From the listing that follows, extract every line and set it down unaltered.
-------- THE INPUT
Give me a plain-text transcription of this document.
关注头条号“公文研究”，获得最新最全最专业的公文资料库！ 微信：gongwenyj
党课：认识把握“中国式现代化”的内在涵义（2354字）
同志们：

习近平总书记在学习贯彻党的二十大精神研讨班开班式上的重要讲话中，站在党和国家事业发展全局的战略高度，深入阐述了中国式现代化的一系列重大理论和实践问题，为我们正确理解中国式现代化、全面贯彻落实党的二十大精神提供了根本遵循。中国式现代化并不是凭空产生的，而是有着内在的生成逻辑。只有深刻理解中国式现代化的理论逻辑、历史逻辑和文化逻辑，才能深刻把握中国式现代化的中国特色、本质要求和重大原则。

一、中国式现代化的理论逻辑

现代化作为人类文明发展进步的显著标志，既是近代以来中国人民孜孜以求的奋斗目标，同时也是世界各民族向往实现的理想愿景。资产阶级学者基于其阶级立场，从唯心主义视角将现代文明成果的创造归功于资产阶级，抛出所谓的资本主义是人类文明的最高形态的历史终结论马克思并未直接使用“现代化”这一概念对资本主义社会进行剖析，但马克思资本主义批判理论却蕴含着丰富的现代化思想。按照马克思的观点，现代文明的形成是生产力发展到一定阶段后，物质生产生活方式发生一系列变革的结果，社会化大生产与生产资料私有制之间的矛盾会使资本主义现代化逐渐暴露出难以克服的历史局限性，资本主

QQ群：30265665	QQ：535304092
----------------
** COMPLETE ANSWER **
Give me a plain-text transcription of this document.
关注头条号“公文研究”，获得最新最全最专业的公文资料库！ 微信：gongwenyj
党课：认识把握“中国式现代化”的内在涵义（2354字）
同志们：

习近平总书记在学习贯彻党的二十大精神研讨班开班式上的重要讲话中，站在党和国家事业发展全局的战略高度，深入阐述了中国式现代化的一系列重大理论和实践问题，为我们正确理解中国式现代化、全面贯彻落实党的二十大精神提供了根本遵循。中国式现代化并不是凭空产生的，而是有着内在的生成逻辑。只有深刻理解中国式现代化的理论逻辑、历史逻辑和文化逻辑，才能深刻把握中国式现代化的中国特色、本质要求和重大原则。

一、中国式现代化的理论逻辑

现代化作为人类文明发展进步的显著标志，既是近代以来中国人民孜孜以求的奋斗目标，同时也是世界各民族向往实现的理想愿景。资产阶级学者基于其阶级立场，从唯心主义视角将现代文明成果的创造归功于资产阶级，抛出所谓的资本主义是人类文明的最高形态的历史终结论马克思并未直接使用“现代化”这一概念对资本主义社会进行剖析，但马克思资本主义批判理论却蕴含着丰富的现代化思想。按照马克思的观点，现代文明的形成是生产力发展到一定阶段后，物质生产生活方式发生一系列变革的结果，社会化大生产与生产资料私有制之间的矛盾会使资本主义现代化逐渐暴露出难以克服的历史局限性，资本主

QQ群：30265665	QQ：535304092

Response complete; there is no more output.